→ Source excerpt
The main features of Perl are:

  • "Perl is the Swiss Army Knife of programming languages: powerful and adaptable." Perl is a mixture of C, Unix's shell script, awk, sed, and more. Perl is much more expressive than these languages ("maximum expressivity", "There is more than one way to do it"). You can write a Perl program fairly quickly in a few lines of codes.
  • Perl is an interpreted language, and therefore platform-independent. You can run Perl scripts in any platform (Unix, Windows, Mac) where Perl interpreter is available.
  • Perl provides a powerful regular expression facility to support text processing and report generation. Perl also has symbolic debugger, built-in support for database management, and etc.
  • Perl 5 supports Object-oriented programming.
  • Many Perl utilities and add-ons are available at CPAN (Comprehensive Perl Archive Network @ www.cpan.org).
  • Perl is free. Perl is open-source.

The Perl versions include:

  • 1.0 (1987)
  • 2.0 (1988)
  • 3.0 (1989)
  • 4.0 (1991)
  • 5.0 (1994),..., 5.5 (1998),..., 5.10 (2007), 5.11 (2009)
  • Perl 6 (coming soon @ perl6.org)

Popular sites for Perl are www.perl.org, www.perl.com, www.pm.org, www.perlmongers.org. Perl documentation is available at http://perldoc.perl.org.

Installing Perl

There are many ways to get the Perl Interpreter:

The path of Perl interpreter "perl.exe" must be in included in the PATH environment variable.

First Perl Program

Use a programming text editor (such as NotePad++, PSPad, TextPad) to enter the following source codes and save as "Hello.pl":

1
2
3
4
5
#!/usr/bin/env perl
use strict;                # Terminate when error occurs
use warnings;              # Display all warning messages
print "Hello world!\n";                  # Print a message
print 'Hello world, ', 'Again!', "\n";   # Print another message
How It Works
  • Line 1, called shebang, is meant for Unixes, which specifies the location of the Perl Interpreter. This line is ignored under Windows.
  • Line 2 and 3 are directive (or pragma) to instruct Perl on how to handle errors. "use strict" instruct Perl to terminate the program immediately when an error occurs. "use warning" instruct Perl to display all the warning messages.
  • Line 1 to 3 are optional, but recommended for writing robust program.
  • A comment begins with a '#' and lasts until the end of line. Comments are used to explain the codes; but are ignored by the interpreter.
  • A Perl's statement ends with a semi-colon (;).

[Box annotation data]
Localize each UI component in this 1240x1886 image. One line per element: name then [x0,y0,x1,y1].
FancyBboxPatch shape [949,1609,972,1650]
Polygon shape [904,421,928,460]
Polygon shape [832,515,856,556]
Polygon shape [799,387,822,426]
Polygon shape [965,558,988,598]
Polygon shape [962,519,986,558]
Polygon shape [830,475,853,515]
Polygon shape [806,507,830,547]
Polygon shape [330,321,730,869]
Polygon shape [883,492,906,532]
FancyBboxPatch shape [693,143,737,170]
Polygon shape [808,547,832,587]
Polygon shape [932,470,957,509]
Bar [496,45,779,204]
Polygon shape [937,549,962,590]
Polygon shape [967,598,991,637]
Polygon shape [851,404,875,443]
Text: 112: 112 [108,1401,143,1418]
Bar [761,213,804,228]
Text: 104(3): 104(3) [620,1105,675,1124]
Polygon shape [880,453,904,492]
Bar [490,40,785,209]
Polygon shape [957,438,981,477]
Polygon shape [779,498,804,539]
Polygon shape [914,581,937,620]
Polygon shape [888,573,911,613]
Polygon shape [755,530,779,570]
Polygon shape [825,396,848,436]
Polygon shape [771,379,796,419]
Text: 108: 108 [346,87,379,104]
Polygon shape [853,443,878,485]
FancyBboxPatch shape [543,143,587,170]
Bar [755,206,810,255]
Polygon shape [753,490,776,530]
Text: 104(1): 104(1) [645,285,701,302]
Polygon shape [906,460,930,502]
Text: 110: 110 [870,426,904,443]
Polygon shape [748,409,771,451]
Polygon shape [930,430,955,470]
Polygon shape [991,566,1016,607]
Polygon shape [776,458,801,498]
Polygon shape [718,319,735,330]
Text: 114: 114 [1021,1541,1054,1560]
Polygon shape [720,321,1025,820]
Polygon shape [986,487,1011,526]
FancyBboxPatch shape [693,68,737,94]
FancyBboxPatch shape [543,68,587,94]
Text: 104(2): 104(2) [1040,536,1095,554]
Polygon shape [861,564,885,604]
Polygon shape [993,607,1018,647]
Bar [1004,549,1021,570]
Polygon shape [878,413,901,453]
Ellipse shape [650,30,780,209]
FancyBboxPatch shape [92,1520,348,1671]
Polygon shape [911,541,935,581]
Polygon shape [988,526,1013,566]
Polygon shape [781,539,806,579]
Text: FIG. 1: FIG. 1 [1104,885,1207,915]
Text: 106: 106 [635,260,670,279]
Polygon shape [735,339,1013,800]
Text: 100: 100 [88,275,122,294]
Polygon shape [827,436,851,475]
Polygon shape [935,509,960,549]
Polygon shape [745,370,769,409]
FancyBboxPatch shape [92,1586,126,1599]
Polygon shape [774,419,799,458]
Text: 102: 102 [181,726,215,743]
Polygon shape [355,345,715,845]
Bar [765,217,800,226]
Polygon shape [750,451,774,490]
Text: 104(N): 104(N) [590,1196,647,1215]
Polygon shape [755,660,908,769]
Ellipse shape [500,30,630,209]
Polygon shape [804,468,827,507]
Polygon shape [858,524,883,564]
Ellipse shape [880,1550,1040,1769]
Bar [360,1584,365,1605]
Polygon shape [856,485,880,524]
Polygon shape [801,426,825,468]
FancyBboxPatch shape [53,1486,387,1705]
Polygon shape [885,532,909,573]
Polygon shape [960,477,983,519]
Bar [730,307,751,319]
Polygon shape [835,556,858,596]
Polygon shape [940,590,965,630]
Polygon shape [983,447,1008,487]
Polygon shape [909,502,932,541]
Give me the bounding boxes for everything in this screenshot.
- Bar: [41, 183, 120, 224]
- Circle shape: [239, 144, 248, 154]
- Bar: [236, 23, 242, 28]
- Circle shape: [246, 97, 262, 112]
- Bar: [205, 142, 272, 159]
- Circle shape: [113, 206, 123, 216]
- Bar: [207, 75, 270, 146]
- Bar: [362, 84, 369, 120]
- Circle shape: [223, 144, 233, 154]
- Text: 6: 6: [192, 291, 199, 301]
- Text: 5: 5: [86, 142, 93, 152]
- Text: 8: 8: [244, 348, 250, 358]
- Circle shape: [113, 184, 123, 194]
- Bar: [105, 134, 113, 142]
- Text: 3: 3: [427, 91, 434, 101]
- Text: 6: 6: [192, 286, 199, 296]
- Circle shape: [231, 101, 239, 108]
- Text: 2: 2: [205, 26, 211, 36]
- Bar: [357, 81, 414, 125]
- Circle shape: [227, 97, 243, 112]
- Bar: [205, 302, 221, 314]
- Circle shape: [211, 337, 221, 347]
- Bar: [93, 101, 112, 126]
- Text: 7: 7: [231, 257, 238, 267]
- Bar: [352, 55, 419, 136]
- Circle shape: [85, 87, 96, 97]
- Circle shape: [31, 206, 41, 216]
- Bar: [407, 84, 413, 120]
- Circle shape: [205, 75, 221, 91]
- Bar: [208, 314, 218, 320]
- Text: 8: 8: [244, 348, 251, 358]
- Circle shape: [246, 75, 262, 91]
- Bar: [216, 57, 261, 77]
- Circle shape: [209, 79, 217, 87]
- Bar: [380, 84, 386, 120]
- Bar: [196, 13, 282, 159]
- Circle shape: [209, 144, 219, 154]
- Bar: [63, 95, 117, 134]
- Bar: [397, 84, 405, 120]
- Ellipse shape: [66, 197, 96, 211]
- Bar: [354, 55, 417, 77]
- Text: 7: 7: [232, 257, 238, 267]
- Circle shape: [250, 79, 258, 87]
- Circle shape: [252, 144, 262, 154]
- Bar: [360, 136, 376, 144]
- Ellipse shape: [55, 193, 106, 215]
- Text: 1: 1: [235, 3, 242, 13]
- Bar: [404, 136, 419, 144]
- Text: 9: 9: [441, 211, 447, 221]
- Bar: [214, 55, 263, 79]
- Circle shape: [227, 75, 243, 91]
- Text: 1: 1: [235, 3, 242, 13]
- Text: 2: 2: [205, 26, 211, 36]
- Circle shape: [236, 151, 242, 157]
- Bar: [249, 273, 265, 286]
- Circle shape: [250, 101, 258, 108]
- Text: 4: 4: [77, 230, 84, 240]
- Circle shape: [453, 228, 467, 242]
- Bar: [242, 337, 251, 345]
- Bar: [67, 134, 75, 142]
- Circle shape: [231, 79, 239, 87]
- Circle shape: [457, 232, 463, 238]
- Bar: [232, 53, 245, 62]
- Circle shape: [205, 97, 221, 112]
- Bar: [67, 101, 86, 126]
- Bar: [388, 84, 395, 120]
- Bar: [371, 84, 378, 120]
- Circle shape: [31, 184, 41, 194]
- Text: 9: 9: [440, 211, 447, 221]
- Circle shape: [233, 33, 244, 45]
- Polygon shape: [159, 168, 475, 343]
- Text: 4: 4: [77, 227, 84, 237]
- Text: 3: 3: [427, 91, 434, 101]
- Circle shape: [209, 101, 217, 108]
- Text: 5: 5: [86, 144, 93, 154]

→ What you will do
A) Copy the Perl overview word for word, starting at "The Perl versions" and ending at "available at http://perldoc.perl.org.".
B) Repeat the lines of the records word for word, starting at the first line of the records and ending at the line that contains "Bar [496,45,779,204]".
The Perl overview and the records are unrelated material.

→ Task-by-task outputs
A)
The Perl versions include:

  • 1.0 (1987)
  • 2.0 (1988)
  • 3.0 (1989)
  • 4.0 (1991)
  • 5.0 (1994),..., 5.5 (1998),..., 5.10 (2007), 5.11 (2009)
  • Perl 6 (coming soon @ perl6.org)

Popular sites for Perl are www.perl.org, www.perl.com, www.pm.org, www.perlmongers.org. Perl documentation is available at http://perldoc.perl.org.

B)
Localize each UI component in this 1240x1886 image. One line per element: name then [x0,y0,x1,y1].
FancyBboxPatch shape [949,1609,972,1650]
Polygon shape [904,421,928,460]
Polygon shape [832,515,856,556]
Polygon shape [799,387,822,426]
Polygon shape [965,558,988,598]
Polygon shape [962,519,986,558]
Polygon shape [830,475,853,515]
Polygon shape [806,507,830,547]
Polygon shape [330,321,730,869]
Polygon shape [883,492,906,532]
FancyBboxPatch shape [693,143,737,170]
Polygon shape [808,547,832,587]
Polygon shape [932,470,957,509]
Bar [496,45,779,204]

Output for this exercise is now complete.